▸ Exercise
Rewrite the entries starting at the line containing "For every button, label, input, icon, or" and ending at the line containing "restore-icon[interactable]: ❐ [1302, 6, 1315, 23]", replacing "interactable" with "clickable" and leaving everything else unchanged.

▸ Layout element entries
___

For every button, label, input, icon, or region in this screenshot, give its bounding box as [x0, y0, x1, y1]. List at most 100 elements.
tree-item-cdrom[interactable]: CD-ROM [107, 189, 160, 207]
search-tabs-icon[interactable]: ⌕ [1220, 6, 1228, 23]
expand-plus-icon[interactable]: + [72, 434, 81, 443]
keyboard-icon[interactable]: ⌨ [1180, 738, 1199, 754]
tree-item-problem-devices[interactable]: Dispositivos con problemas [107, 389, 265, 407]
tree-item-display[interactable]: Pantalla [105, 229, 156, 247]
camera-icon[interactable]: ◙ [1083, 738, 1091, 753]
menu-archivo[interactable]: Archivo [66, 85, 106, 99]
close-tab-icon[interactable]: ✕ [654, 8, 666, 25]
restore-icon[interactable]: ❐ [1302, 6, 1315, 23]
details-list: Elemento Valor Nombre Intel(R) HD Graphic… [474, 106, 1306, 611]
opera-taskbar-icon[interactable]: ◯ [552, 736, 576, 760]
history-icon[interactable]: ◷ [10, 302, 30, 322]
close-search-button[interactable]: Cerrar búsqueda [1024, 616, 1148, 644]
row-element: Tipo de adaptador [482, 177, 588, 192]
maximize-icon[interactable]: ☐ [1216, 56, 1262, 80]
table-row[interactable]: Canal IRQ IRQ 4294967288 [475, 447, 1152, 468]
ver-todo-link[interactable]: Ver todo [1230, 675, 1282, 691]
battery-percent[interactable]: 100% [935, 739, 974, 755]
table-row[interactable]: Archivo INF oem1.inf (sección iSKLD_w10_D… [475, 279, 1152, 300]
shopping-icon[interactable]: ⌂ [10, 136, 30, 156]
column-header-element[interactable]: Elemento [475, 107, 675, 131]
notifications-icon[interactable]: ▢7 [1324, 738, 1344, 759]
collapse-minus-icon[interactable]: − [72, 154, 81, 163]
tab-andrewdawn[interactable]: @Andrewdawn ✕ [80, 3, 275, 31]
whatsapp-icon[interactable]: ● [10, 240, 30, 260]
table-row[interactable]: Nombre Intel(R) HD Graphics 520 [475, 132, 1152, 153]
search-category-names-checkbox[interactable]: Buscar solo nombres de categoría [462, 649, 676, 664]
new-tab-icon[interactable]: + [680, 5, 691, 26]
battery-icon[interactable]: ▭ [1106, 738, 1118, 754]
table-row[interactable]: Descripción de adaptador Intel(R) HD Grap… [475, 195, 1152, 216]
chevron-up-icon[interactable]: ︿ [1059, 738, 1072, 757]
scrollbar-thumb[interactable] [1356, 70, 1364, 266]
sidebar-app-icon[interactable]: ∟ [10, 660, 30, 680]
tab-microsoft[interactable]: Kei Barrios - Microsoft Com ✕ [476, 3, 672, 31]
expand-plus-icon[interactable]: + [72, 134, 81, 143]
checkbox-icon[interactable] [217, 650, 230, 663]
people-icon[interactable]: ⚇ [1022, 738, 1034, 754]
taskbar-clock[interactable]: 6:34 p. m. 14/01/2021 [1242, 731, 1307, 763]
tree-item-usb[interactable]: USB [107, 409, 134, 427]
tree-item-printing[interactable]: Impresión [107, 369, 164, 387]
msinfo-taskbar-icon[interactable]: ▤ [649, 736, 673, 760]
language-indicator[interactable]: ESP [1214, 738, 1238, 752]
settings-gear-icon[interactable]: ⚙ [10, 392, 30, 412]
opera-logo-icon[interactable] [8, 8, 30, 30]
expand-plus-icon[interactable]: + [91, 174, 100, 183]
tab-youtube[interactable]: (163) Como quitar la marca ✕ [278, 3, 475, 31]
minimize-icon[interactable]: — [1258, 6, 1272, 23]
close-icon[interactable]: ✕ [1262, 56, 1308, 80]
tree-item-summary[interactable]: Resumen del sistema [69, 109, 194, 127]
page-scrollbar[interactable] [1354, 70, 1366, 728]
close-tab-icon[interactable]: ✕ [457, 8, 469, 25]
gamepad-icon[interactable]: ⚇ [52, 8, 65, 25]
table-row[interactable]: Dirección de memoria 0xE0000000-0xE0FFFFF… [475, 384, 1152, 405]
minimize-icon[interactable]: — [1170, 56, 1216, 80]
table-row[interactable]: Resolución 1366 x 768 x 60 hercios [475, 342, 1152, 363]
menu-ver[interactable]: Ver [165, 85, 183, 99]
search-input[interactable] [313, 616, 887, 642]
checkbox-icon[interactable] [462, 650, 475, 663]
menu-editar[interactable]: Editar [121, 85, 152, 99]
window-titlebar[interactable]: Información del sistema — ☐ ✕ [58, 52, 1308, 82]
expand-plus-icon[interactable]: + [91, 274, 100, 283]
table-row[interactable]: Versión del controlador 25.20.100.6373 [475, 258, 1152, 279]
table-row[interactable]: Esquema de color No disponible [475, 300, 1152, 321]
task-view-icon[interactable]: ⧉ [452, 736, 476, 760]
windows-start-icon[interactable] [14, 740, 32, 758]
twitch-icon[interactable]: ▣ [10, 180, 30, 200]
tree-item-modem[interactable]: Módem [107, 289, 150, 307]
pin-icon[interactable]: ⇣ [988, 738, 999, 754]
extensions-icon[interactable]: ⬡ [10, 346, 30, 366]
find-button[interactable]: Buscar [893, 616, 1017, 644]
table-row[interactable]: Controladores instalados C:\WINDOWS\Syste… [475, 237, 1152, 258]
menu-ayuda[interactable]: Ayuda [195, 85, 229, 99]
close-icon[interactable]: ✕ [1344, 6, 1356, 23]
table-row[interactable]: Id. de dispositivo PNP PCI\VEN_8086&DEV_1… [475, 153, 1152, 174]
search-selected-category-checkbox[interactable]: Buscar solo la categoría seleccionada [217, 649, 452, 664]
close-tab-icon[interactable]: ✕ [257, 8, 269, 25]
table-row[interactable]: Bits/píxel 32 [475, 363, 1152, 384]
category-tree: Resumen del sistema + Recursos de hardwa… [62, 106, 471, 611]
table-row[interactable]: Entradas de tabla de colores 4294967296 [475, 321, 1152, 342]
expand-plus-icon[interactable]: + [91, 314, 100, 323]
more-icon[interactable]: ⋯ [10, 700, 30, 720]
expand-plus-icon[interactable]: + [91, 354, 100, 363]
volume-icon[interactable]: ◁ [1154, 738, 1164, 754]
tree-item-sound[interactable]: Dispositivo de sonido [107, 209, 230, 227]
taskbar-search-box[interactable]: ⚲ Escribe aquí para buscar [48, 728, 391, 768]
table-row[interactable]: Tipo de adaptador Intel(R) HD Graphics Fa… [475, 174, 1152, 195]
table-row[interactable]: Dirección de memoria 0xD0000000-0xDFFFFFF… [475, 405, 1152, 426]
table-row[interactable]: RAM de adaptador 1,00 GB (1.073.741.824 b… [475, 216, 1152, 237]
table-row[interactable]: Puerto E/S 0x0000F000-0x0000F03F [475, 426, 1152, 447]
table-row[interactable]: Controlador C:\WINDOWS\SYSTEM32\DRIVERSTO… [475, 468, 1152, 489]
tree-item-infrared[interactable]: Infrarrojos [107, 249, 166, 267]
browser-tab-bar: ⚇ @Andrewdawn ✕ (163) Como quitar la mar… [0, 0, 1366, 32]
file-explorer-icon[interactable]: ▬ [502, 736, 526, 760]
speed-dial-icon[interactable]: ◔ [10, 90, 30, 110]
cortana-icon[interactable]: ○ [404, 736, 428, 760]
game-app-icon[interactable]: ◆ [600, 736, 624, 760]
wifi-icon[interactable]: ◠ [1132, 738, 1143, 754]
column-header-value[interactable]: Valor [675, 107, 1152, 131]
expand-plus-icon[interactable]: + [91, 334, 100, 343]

___

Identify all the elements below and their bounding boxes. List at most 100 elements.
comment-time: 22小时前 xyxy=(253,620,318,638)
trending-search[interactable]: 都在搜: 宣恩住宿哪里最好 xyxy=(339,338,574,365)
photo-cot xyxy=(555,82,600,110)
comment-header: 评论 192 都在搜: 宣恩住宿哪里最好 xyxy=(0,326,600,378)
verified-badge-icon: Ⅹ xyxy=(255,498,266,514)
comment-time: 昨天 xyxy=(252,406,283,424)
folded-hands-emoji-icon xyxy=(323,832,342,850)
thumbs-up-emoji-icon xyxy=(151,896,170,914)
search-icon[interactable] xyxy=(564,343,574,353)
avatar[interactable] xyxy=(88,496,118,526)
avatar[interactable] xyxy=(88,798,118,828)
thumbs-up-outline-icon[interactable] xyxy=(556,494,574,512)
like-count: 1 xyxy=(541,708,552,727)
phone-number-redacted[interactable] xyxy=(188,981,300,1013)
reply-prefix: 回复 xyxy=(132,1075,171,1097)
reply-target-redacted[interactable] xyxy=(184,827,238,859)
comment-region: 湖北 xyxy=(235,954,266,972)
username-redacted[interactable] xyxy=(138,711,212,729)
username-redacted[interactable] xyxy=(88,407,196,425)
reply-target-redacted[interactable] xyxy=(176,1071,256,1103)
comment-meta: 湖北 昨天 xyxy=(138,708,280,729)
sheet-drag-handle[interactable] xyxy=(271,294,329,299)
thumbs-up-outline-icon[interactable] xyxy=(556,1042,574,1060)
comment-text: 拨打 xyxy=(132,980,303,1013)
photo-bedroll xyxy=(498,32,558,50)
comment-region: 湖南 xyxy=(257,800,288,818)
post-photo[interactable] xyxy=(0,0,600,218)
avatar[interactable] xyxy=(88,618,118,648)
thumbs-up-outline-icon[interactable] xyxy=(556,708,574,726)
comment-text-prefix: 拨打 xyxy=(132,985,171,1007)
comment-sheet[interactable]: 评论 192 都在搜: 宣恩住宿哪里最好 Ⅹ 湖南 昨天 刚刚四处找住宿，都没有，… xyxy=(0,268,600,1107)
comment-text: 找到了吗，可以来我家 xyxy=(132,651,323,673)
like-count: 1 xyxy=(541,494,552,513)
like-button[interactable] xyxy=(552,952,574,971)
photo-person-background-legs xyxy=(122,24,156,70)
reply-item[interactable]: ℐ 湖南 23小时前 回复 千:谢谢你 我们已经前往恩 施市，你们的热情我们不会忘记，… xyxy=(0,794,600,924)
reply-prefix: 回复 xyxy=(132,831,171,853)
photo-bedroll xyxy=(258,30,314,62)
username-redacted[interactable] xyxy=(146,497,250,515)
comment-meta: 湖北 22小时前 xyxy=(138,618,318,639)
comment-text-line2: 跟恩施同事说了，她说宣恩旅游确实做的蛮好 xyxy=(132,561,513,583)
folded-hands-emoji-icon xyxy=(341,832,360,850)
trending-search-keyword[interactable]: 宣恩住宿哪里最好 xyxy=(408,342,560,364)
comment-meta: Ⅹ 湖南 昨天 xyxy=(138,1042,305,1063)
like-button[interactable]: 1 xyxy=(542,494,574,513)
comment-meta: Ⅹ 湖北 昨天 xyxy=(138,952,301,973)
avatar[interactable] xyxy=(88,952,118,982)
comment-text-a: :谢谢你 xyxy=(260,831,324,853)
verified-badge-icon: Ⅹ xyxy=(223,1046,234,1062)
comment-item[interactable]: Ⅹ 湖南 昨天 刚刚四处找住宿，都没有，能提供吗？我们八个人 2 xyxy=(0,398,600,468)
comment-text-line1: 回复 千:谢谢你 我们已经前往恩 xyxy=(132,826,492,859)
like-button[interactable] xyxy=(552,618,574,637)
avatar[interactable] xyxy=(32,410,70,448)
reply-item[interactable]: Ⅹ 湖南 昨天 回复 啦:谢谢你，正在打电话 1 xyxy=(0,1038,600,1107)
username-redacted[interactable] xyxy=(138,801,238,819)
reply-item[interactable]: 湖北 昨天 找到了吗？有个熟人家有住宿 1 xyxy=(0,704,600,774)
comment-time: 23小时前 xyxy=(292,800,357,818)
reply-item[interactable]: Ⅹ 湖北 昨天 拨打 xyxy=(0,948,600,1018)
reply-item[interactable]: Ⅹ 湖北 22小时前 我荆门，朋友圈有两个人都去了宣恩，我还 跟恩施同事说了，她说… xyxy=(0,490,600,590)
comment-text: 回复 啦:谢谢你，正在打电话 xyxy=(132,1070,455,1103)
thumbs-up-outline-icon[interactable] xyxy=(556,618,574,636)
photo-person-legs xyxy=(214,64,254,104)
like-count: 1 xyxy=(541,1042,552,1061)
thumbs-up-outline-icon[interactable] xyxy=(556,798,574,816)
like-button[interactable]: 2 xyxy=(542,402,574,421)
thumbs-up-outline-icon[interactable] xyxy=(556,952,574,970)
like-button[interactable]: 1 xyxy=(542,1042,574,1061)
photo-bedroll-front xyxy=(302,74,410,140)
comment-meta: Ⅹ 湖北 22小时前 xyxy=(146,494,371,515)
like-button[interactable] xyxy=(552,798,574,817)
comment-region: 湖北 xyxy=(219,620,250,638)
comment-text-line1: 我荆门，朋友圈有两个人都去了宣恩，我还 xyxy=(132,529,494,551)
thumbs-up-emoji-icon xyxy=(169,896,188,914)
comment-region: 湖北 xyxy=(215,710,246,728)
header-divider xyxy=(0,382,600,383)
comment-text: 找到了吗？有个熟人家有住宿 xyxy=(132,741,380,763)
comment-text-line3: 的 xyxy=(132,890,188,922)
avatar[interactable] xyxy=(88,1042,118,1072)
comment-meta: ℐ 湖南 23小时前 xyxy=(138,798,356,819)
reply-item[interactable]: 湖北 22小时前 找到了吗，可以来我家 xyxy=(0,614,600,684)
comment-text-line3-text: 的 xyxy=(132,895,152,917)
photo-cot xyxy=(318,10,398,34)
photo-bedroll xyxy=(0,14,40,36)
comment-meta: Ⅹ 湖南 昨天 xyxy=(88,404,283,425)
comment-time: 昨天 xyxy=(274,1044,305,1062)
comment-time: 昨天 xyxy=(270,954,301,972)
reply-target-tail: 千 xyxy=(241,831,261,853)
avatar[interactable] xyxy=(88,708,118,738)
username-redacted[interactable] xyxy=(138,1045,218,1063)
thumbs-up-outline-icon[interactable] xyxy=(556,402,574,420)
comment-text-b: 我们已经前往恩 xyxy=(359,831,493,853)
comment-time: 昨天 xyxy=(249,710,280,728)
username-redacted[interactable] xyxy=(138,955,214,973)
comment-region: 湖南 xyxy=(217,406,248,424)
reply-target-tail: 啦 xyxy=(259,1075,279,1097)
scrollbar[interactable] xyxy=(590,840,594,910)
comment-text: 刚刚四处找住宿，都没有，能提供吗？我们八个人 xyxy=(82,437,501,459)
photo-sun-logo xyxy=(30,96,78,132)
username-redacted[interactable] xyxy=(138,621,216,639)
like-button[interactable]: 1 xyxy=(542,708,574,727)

___

▸ The response
For every button, label, input, icon, or region in this screenshot, give its bounding box as [x0, y0, x1, y1]. List at most 100 elements.
tree-item-cdrom[clickable]: CD-ROM [107, 189, 160, 207]
search-tabs-icon[clickable]: ⌕ [1220, 6, 1228, 23]
expand-plus-icon[clickable]: + [72, 434, 81, 443]
keyboard-icon[clickable]: ⌨ [1180, 738, 1199, 754]
tree-item-problem-devices[clickable]: Dispositivos con problemas [107, 389, 265, 407]
tree-item-display[clickable]: Pantalla [105, 229, 156, 247]
camera-icon[clickable]: ◙ [1083, 738, 1091, 753]
menu-archivo[clickable]: Archivo [66, 85, 106, 99]
close-tab-icon[clickable]: ✕ [654, 8, 666, 25]
restore-icon[clickable]: ❐ [1302, 6, 1315, 23]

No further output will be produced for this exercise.